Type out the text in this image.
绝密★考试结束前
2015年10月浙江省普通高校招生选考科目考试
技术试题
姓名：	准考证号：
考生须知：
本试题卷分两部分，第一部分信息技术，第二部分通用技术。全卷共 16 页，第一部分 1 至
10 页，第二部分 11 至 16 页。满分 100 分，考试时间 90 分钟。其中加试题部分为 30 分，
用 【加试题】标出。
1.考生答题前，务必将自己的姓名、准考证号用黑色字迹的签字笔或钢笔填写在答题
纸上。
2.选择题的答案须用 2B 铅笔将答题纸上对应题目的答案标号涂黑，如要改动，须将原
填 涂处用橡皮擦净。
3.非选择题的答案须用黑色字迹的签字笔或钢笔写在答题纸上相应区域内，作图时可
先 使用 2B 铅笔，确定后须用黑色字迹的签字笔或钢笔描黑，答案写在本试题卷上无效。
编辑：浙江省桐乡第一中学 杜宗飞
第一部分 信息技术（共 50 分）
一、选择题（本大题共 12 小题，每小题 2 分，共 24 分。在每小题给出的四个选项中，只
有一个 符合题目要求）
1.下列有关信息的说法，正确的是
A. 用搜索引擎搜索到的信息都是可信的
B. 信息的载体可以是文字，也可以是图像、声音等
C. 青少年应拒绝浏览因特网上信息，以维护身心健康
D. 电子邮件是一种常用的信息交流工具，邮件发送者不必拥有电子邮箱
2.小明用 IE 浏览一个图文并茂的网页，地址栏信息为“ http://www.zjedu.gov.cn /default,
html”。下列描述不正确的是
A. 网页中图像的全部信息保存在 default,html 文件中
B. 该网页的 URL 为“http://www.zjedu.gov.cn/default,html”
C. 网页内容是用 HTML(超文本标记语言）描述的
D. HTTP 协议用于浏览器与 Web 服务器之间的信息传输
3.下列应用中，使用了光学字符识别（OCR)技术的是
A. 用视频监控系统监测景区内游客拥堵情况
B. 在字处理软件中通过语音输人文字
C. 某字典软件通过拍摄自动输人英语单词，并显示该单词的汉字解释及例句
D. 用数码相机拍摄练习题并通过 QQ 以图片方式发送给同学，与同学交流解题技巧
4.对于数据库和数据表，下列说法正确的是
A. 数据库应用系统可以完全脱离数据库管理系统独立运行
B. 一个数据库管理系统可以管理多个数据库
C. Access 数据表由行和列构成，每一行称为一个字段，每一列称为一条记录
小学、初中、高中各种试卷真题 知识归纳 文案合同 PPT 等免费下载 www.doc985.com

---------------

§ **Exercise**: Your task is to retype all of the records exactly.

§ **Solution to this problem**:
Type out the text in this image.
绝密★考试结束前
2015年10月浙江省普通高校招生选考科目考试
技术试题
姓名：	准考证号：
考生须知：
本试题卷分两部分，第一部分信息技术，第二部分通用技术。全卷共 16 页，第一部分 1 至
10 页，第二部分 11 至 16 页。满分 100 分，考试时间 90 分钟。其中加试题部分为 30 分，
用 【加试题】标出。
1.考生答题前，务必将自己的姓名、准考证号用黑色字迹的签字笔或钢笔填写在答题
纸上。
2.选择题的答案须用 2B 铅笔将答题纸上对应题目的答案标号涂黑，如要改动，须将原
填 涂处用橡皮擦净。
3.非选择题的答案须用黑色字迹的签字笔或钢笔写在答题纸上相应区域内，作图时可
先 使用 2B 铅笔，确定后须用黑色字迹的签字笔或钢笔描黑，答案写在本试题卷上无效。
编辑：浙江省桐乡第一中学 杜宗飞
第一部分 信息技术（共 50 分）
一、选择题（本大题共 12 小题，每小题 2 分，共 24 分。在每小题给出的四个选项中，只
有一个 符合题目要求）
1.下列有关信息的说法，正确的是
A. 用搜索引擎搜索到的信息都是可信的
B. 信息的载体可以是文字，也可以是图像、声音等
C. 青少年应拒绝浏览因特网上信息，以维护身心健康
D. 电子邮件是一种常用的信息交流工具，邮件发送者不必拥有电子邮箱
2.小明用 IE 浏览一个图文并茂的网页，地址栏信息为“ http://www.zjedu.gov.cn /default,
html”。下列描述不正确的是
A. 网页中图像的全部信息保存在 default,html 文件中
B. 该网页的 URL 为“http://www.zjedu.gov.cn/default,html”
C. 网页内容是用 HTML(超文本标记语言）描述的
D. HTTP 协议用于浏览器与 Web 服务器之间的信息传输
3.下列应用中，使用了光学字符识别（OCR)技术的是
A. 用视频监控系统监测景区内游客拥堵情况
B. 在字处理软件中通过语音输人文字
C. 某字典软件通过拍摄自动输人英语单词，并显示该单词的汉字解释及例句
D. 用数码相机拍摄练习题并通过 QQ 以图片方式发送给同学，与同学交流解题技巧
4.对于数据库和数据表，下列说法正确的是
A. 数据库应用系统可以完全脱离数据库管理系统独立运行
B. 一个数据库管理系统可以管理多个数据库
C. Access 数据表由行和列构成，每一行称为一个字段，每一列称为一条记录
小学、初中、高中各种试卷真题 知识归纳 文案合同 PPT 等免费下载 www.doc985.com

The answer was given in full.